(Saved entries)
§

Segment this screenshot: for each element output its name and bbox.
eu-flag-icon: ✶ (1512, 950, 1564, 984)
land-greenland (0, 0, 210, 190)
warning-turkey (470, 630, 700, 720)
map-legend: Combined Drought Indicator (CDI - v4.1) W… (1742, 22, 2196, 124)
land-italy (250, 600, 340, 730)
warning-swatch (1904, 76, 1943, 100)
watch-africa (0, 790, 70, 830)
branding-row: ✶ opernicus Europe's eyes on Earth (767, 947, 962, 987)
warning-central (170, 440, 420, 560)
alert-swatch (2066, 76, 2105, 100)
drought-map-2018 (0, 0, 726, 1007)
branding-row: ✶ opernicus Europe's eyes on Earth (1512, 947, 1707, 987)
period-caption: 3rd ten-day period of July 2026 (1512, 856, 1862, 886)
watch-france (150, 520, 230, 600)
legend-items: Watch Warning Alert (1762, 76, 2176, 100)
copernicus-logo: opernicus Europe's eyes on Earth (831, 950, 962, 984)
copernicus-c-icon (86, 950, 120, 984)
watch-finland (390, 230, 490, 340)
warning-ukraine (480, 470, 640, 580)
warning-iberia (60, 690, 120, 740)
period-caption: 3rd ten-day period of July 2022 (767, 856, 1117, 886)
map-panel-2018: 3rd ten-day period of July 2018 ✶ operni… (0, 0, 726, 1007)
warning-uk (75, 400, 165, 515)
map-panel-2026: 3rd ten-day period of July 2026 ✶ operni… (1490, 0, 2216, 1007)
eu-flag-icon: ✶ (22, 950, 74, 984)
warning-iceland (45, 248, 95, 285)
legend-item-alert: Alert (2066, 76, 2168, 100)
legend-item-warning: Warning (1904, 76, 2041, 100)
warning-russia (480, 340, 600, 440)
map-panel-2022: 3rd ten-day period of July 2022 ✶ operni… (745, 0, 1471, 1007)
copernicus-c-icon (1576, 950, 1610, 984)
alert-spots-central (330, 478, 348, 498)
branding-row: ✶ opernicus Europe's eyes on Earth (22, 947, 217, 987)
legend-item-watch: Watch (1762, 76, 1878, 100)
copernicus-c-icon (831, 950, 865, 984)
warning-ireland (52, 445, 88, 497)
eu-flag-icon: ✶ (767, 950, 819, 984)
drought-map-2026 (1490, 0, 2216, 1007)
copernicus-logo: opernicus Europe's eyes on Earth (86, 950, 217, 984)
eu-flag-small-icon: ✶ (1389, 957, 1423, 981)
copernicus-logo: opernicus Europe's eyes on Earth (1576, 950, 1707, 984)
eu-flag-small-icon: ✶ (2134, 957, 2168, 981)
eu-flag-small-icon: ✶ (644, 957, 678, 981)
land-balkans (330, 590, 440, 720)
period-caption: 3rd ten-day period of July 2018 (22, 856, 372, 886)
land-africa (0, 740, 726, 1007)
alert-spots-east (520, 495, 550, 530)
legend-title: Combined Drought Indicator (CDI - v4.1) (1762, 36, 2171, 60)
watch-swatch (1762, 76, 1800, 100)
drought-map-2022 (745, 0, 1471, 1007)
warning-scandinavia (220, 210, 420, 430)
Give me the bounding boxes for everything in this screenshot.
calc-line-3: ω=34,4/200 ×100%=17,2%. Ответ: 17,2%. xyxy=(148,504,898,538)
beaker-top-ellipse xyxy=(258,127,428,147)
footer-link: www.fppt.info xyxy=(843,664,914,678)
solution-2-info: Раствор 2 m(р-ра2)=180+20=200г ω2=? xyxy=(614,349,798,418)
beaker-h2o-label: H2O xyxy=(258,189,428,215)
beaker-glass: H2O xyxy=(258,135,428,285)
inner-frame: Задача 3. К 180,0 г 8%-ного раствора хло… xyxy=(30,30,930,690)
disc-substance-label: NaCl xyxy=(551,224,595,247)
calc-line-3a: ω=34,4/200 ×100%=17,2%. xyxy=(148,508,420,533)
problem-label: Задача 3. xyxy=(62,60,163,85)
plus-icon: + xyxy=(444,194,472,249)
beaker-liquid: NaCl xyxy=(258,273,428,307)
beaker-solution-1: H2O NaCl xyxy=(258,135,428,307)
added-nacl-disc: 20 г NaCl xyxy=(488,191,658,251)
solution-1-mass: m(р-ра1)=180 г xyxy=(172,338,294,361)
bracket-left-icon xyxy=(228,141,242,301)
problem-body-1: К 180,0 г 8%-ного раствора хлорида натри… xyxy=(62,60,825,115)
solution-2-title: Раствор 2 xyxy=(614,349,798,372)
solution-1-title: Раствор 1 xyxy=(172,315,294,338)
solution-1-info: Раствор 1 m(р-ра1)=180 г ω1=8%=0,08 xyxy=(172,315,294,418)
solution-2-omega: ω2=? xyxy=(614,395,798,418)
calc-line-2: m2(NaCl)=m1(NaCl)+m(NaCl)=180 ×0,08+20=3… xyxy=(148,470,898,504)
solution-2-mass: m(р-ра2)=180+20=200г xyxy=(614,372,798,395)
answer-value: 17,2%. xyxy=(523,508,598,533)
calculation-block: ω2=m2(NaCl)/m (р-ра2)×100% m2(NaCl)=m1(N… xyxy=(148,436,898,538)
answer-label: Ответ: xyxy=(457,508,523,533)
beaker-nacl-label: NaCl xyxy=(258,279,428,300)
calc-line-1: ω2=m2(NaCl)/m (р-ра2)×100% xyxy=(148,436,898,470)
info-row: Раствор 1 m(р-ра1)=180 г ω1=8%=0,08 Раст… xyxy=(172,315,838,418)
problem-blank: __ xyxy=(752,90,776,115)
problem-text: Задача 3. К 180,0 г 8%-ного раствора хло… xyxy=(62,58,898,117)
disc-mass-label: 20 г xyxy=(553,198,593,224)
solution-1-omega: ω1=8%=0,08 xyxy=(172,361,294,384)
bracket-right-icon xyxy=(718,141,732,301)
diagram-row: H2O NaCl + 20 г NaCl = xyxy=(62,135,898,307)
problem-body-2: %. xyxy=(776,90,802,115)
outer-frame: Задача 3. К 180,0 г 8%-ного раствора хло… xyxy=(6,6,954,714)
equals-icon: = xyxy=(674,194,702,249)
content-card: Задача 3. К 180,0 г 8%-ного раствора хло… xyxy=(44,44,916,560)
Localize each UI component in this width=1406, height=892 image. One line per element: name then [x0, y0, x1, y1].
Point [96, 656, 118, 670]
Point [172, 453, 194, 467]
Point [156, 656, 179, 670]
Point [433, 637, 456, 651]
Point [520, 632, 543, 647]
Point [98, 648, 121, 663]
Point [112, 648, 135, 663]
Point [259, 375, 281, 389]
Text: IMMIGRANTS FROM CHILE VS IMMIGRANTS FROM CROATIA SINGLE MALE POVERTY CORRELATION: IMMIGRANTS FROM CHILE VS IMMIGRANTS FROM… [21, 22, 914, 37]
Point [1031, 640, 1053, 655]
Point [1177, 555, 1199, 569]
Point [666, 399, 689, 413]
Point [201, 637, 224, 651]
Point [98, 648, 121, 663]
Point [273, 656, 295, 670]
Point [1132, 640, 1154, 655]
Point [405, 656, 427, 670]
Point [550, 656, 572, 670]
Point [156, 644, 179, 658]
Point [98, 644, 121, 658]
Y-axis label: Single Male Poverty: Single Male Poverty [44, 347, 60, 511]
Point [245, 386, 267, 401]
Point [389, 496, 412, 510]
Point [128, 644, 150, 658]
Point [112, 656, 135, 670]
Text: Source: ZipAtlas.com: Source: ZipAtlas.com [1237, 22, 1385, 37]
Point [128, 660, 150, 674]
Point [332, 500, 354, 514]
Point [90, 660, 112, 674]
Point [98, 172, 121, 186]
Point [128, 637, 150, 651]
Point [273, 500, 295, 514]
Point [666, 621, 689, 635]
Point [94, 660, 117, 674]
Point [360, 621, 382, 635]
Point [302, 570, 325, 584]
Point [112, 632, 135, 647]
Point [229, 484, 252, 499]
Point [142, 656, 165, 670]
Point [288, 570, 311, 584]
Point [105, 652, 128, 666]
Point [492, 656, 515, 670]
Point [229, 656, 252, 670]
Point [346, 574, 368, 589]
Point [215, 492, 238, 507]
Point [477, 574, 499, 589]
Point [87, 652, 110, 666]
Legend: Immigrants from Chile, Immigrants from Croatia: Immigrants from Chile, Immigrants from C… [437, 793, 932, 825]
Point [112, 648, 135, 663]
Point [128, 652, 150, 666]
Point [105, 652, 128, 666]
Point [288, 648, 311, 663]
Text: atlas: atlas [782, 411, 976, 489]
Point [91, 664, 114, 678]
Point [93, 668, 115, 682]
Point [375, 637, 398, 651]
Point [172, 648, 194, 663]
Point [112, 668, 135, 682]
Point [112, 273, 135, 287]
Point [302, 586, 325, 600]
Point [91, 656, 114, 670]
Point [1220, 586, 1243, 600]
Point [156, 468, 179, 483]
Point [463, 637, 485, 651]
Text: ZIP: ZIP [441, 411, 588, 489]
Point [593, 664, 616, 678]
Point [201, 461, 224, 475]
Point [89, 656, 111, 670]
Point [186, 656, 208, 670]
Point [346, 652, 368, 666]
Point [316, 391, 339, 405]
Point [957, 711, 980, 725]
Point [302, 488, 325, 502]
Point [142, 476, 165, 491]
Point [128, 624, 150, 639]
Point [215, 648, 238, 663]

§

- WHAT IS BEING ASKED -
Render the part of the saved entries that opens with the first line and closes with the line containing "warning-swatch (1904, 76, 1943, 100)", both ends included, as a Markdown table with the columns No. and Line. Leave out blank lines.

- SOLUTION -
| No. | Line |
|---|---|
| 1 | Segment this screenshot: for each element output its name and bbox. |
| 2 | eu-flag-icon: ✶ (1512, 950, 1564, 984) |
| 3 | land-greenland (0, 0, 210, 190) |
| 4 | warning-turkey (470, 630, 700, 720) |
| 5 | map-legend: Combined Drought Indicator (CDI - v4.1) W… (1742, 22, 2196, 124) |
| 6 | land-italy (250, 600, 340, 730) |
| 7 | warning-swatch (1904, 76, 1943, 100) |